Problem details: In the listing that follows, how many lines contain the string "University"? Provide only the number.

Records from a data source
* start *

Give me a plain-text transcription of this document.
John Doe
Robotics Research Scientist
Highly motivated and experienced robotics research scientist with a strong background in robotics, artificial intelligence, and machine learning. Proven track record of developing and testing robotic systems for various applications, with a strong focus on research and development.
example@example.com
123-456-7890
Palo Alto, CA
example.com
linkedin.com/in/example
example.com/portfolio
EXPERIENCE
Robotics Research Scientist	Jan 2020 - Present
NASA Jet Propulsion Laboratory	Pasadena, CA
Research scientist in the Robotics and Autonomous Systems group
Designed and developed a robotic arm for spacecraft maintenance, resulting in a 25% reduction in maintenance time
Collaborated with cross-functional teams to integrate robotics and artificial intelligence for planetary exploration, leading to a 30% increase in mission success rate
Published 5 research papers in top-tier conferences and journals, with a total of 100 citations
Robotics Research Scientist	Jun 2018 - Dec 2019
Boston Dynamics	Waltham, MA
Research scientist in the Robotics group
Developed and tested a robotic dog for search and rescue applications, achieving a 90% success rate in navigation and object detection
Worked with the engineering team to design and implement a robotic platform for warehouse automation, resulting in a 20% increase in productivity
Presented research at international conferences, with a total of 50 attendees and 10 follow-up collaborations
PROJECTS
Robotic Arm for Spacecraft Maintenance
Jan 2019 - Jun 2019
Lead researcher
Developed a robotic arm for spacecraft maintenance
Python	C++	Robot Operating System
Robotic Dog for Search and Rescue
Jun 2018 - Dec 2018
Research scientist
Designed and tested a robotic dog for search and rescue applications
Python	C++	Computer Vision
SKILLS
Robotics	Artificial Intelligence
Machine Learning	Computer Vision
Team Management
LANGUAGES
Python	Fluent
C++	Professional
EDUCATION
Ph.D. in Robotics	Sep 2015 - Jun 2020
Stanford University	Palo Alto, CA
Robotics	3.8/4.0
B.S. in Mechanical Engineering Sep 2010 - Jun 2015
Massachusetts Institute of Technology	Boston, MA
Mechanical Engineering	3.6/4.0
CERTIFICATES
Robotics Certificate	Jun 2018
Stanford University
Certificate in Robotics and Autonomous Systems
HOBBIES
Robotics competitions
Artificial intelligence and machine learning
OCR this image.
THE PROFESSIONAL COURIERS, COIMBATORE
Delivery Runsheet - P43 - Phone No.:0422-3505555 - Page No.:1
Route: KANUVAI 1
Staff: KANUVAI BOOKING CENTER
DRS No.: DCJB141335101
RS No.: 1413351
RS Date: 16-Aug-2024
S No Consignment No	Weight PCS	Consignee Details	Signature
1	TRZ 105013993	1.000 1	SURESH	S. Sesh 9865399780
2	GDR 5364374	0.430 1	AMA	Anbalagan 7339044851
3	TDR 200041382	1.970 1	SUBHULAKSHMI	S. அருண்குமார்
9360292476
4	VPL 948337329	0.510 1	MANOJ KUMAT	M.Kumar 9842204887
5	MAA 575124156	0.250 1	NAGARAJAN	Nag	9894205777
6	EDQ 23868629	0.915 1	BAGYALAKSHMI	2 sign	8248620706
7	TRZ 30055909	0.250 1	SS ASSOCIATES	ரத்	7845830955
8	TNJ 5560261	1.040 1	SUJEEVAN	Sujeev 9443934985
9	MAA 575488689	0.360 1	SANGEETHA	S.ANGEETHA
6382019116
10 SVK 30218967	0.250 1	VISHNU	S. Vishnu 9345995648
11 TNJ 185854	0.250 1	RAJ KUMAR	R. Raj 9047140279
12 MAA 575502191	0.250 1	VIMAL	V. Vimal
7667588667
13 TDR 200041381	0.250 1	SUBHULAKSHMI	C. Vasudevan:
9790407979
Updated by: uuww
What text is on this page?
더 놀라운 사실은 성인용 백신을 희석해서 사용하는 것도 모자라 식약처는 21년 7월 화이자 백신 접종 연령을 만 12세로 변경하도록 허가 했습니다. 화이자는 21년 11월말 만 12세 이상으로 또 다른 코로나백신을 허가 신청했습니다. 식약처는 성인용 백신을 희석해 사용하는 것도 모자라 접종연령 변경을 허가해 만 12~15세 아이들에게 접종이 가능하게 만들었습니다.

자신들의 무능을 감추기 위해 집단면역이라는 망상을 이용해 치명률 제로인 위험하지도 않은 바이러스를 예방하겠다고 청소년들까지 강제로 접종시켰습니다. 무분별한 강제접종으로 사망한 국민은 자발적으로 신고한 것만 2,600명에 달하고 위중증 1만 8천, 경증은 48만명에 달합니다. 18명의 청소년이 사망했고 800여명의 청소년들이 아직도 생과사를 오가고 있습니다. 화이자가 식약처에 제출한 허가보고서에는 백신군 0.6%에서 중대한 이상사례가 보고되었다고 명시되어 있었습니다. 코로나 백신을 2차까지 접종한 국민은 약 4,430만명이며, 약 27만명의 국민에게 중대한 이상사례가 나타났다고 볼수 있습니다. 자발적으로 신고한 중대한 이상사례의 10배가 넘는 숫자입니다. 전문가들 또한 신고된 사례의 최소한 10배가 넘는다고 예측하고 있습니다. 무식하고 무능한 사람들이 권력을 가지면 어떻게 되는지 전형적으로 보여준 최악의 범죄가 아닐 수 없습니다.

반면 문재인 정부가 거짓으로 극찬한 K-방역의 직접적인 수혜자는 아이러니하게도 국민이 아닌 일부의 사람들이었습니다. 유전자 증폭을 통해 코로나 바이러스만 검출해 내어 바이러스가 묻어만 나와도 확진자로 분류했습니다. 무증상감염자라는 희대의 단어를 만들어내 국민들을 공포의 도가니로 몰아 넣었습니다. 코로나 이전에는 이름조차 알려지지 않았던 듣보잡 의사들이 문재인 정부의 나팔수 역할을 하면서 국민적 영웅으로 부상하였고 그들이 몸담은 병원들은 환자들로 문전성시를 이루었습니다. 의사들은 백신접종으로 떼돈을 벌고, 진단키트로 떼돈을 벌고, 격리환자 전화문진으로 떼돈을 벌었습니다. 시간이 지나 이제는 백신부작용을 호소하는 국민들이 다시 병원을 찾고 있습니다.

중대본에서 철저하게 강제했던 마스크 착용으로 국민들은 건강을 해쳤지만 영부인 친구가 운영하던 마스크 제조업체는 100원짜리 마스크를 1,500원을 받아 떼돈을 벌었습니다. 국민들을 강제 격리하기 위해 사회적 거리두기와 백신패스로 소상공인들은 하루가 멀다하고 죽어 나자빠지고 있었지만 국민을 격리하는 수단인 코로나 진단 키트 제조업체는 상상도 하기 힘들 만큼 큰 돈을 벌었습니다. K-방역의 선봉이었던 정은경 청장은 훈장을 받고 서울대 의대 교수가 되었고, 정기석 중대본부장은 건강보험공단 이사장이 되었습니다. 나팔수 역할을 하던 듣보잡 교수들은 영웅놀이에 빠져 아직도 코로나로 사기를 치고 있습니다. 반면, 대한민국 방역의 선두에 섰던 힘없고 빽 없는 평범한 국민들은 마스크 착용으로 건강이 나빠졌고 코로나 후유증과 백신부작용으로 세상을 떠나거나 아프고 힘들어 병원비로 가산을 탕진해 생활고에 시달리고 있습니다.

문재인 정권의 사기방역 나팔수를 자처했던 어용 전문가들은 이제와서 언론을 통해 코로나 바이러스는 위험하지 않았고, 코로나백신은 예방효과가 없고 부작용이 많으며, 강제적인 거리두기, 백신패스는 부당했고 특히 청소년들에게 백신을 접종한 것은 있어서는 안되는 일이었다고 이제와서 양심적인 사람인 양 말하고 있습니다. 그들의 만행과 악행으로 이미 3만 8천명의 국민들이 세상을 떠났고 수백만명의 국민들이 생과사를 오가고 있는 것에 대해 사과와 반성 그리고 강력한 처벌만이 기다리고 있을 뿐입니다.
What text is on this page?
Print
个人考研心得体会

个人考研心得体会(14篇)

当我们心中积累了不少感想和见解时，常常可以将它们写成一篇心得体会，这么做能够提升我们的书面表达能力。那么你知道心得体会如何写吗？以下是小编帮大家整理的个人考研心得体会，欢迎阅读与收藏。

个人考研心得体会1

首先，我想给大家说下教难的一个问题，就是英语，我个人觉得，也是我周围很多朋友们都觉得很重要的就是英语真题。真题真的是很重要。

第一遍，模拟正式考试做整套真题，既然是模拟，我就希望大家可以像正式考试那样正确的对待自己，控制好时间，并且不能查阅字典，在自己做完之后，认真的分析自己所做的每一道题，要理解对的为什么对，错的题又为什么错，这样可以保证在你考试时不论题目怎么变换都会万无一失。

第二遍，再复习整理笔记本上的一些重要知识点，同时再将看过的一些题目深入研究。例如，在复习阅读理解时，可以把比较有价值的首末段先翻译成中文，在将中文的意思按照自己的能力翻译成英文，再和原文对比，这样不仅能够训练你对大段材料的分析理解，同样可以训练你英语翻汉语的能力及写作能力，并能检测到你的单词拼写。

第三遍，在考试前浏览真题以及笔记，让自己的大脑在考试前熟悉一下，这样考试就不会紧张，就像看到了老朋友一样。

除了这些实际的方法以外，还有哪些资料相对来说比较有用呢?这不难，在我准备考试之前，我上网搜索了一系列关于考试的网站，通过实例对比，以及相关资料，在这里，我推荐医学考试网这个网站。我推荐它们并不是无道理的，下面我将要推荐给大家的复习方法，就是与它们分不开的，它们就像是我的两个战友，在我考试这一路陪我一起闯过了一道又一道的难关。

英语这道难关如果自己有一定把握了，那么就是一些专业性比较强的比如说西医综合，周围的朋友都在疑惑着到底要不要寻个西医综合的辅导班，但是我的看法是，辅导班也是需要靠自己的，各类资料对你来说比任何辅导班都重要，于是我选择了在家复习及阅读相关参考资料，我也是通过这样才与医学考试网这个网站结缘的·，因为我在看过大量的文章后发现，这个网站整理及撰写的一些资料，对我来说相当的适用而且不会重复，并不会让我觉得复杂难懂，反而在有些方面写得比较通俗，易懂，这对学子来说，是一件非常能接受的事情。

* end *

Finished answer: 2